> **Prompt**
Type the records out again in full, exactly.

+++ Information shown

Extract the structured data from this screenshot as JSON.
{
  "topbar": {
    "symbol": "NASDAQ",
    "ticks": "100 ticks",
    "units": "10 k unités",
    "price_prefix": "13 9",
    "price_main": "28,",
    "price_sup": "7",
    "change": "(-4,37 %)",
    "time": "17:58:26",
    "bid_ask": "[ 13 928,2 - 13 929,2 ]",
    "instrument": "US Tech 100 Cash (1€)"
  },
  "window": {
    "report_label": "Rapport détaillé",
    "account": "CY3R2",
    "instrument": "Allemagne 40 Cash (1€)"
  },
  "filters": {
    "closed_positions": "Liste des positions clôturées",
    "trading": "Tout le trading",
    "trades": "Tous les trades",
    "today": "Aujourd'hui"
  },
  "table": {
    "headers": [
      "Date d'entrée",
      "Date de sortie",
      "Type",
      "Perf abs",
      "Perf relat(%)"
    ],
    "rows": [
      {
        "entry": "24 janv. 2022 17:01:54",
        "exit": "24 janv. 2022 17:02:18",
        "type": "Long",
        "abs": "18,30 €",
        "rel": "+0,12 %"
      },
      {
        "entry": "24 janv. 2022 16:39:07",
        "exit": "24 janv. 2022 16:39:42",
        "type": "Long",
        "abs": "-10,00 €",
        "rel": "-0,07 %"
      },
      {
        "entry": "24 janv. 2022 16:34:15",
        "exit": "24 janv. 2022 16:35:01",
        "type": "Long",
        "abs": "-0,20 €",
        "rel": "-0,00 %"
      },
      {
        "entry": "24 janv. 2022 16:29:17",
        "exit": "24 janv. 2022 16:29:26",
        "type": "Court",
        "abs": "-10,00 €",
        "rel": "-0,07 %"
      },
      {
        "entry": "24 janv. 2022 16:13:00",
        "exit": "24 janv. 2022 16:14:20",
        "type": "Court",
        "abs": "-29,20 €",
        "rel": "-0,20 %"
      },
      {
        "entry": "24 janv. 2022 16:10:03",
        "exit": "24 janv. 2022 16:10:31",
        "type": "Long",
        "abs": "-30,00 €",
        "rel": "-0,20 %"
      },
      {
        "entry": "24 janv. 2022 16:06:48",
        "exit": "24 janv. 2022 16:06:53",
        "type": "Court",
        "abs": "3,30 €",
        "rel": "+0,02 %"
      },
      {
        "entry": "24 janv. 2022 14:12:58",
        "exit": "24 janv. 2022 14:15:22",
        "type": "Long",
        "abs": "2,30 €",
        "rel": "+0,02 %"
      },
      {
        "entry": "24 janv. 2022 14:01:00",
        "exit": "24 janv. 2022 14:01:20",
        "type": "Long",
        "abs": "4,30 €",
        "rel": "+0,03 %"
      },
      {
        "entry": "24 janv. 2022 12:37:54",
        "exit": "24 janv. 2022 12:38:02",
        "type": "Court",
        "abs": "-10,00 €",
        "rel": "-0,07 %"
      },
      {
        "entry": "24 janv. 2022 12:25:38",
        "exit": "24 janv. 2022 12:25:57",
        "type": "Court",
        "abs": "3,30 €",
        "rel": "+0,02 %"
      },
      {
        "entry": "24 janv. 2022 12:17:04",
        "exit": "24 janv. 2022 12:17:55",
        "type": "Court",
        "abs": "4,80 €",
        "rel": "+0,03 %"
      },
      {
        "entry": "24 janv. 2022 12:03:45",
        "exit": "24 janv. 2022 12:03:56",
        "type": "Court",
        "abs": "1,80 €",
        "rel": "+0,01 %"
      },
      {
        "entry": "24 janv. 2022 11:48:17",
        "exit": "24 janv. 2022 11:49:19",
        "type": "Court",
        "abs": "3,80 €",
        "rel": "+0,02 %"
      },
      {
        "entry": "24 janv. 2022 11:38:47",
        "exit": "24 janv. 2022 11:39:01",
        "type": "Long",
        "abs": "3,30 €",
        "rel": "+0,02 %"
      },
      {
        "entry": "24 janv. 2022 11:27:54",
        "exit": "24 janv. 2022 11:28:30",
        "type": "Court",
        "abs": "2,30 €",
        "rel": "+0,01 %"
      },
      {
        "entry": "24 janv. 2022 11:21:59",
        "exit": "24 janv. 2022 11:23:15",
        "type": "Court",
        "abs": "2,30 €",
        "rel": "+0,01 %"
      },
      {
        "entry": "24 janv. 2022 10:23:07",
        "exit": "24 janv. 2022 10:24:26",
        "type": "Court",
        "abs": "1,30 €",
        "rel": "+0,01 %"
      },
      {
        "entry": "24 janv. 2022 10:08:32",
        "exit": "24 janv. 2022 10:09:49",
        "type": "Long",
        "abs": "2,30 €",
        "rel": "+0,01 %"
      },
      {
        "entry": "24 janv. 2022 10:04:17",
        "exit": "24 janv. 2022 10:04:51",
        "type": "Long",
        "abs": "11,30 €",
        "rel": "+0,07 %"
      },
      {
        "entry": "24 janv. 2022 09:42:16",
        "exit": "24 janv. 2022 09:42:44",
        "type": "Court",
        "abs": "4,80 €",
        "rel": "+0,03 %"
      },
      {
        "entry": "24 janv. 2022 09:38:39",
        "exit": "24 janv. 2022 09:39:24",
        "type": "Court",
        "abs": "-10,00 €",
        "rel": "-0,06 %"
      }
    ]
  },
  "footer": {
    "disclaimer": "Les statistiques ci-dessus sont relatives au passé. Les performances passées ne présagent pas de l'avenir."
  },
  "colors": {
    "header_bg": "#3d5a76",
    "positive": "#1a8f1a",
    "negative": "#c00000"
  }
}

++++++

> **Written response**
Extract the structured data from this screenshot as JSON.
{
  "topbar": {
    "symbol": "NASDAQ",
    "ticks": "100 ticks",
    "units": "10 k unités",
    "price_prefix": "13 9",
    "price_main": "28,",
    "price_sup": "7",
    "change": "(-4,37 %)",
    "time": "17:58:26",
    "bid_ask": "[ 13 928,2 - 13 929,2 ]",
    "instrument": "US Tech 100 Cash (1€)"
  },
  "window": {
    "report_label": "Rapport détaillé",
    "account": "CY3R2",
    "instrument": "Allemagne 40 Cash (1€)"
  },
  "filters": {
    "closed_positions": "Liste des positions clôturées",
    "trading": "Tout le trading",
    "trades": "Tous les trades",
    "today": "Aujourd'hui"
  },
  "table": {
    "headers": [
      "Date d'entrée",
      "Date de sortie",
      "Type",
      "Perf abs",
      "Perf relat(%)"
    ],
    "rows": [
      {
        "entry": "24 janv. 2022 17:01:54",
        "exit": "24 janv. 2022 17:02:18",
        "type": "Long",
        "abs": "18,30 €",
        "rel": "+0,12 %"
      },
      {
        "entry": "24 janv. 2022 16:39:07",
        "exit": "24 janv. 2022 16:39:42",
        "type": "Long",
        "abs": "-10,00 €",
        "rel": "-0,07 %"
      },
      {
        "entry": "24 janv. 2022 16:34:15",
        "exit": "24 janv. 2022 16:35:01",
        "type": "Long",
        "abs": "-0,20 €",
        "rel": "-0,00 %"
      },
      {
        "entry": "24 janv. 2022 16:29:17",
        "exit": "24 janv. 2022 16:29:26",
        "type": "Court",
        "abs": "-10,00 €",
        "rel": "-0,07 %"
      },
      {
        "entry": "24 janv. 2022 16:13:00",
        "exit": "24 janv. 2022 16:14:20",
        "type": "Court",
        "abs": "-29,20 €",
        "rel": "-0,20 %"
      },
      {
        "entry": "24 janv. 2022 16:10:03",
        "exit": "24 janv. 2022 16:10:31",
        "type": "Long",
        "abs": "-30,00 €",
        "rel": "-0,20 %"
      },
      {
        "entry": "24 janv. 2022 16:06:48",
        "exit": "24 janv. 2022 16:06:53",
        "type": "Court",
        "abs": "3,30 €",
        "rel": "+0,02 %"
      },
      {
        "entry": "24 janv. 2022 14:12:58",
        "exit": "24 janv. 2022 14:15:22",
        "type": "Long",
        "abs": "2,30 €",
        "rel": "+0,02 %"
      },
      {
        "entry": "24 janv. 2022 14:01:00",
        "exit": "24 janv. 2022 14:01:20",
        "type": "Long",
        "abs": "4,30 €",
        "rel": "+0,03 %"
      },
      {
        "entry": "24 janv. 2022 12:37:54",
        "exit": "24 janv. 2022 12:38:02",
        "type": "Court",
        "abs": "-10,00 €",
        "rel": "-0,07 %"
      },
      {
        "entry": "24 janv. 2022 12:25:38",
        "exit": "24 janv. 2022 12:25:57",
        "type": "Court",
        "abs": "3,30 €",
        "rel": "+0,02 %"
      },
      {
        "entry": "24 janv. 2022 12:17:04",
        "exit": "24 janv. 2022 12:17:55",
        "type": "Court",
        "abs": "4,80 €",
        "rel": "+0,03 %"
      },
      {
        "entry": "24 janv. 2022 12:03:45",
        "exit": "24 janv. 2022 12:03:56",
        "type": "Court",
        "abs": "1,80 €",
        "rel": "+0,01 %"
      },
      {
        "entry": "24 janv. 2022 11:48:17",
        "exit": "24 janv. 2022 11:49:19",
        "type": "Court",
        "abs": "3,80 €",
        "rel": "+0,02 %"
      },
      {
        "entry": "24 janv. 2022 11:38:47",
        "exit": "24 janv. 2022 11:39:01",
        "type": "Long",
        "abs": "3,30 €",
        "rel": "+0,02 %"
      },
      {
        "entry": "24 janv. 2022 11:27:54",
        "exit": "24 janv. 2022 11:28:30",
        "type": "Court",
        "abs": "2,30 €",
        "rel": "+0,01 %"
      },
      {
        "entry": "24 janv. 2022 11:21:59",
        "exit": "24 janv. 2022 11:23:15",
        "type": "Court",
        "abs": "2,30 €",
        "rel": "+0,01 %"
      },
      {
        "entry": "24 janv. 2022 10:23:07",
        "exit": "24 janv. 2022 10:24:26",
        "type": "Court",
        "abs": "1,30 €",
        "rel": "+0,01 %"
      },
      {
        "entry": "24 janv. 2022 10:08:32",
        "exit": "24 janv. 2022 10:09:49",
        "type": "Long",
        "abs": "2,30 €",
        "rel": "+0,01 %"
      },
      {
        "entry": "24 janv. 2022 10:04:17",
        "exit": "24 janv. 2022 10:04:51",
        "type": "Long",
        "abs": "11,30 €",
        "rel": "+0,07 %"
      },
      {
        "entry": "24 janv. 2022 09:42:16",
        "exit": "24 janv. 2022 09:42:44",
        "type": "Court",
        "abs": "4,80 €",
        "rel": "+0,03 %"
      },
      {
        "entry": "24 janv. 2022 09:38:39",
        "exit": "24 janv. 2022 09:39:24",
        "type": "Court",
        "abs": "-10,00 €",
        "rel": "-0,06 %"
      }
    ]
  },
  "footer": {
    "disclaimer": "Les statistiques ci-dessus sont relatives au passé. Les performances passées ne présagent pas de l'avenir."
  },
  "colors": {
    "header_bg": "#3d5a76",
    "positive": "#1a8f1a",
    "negative": "#c00000"
  }
}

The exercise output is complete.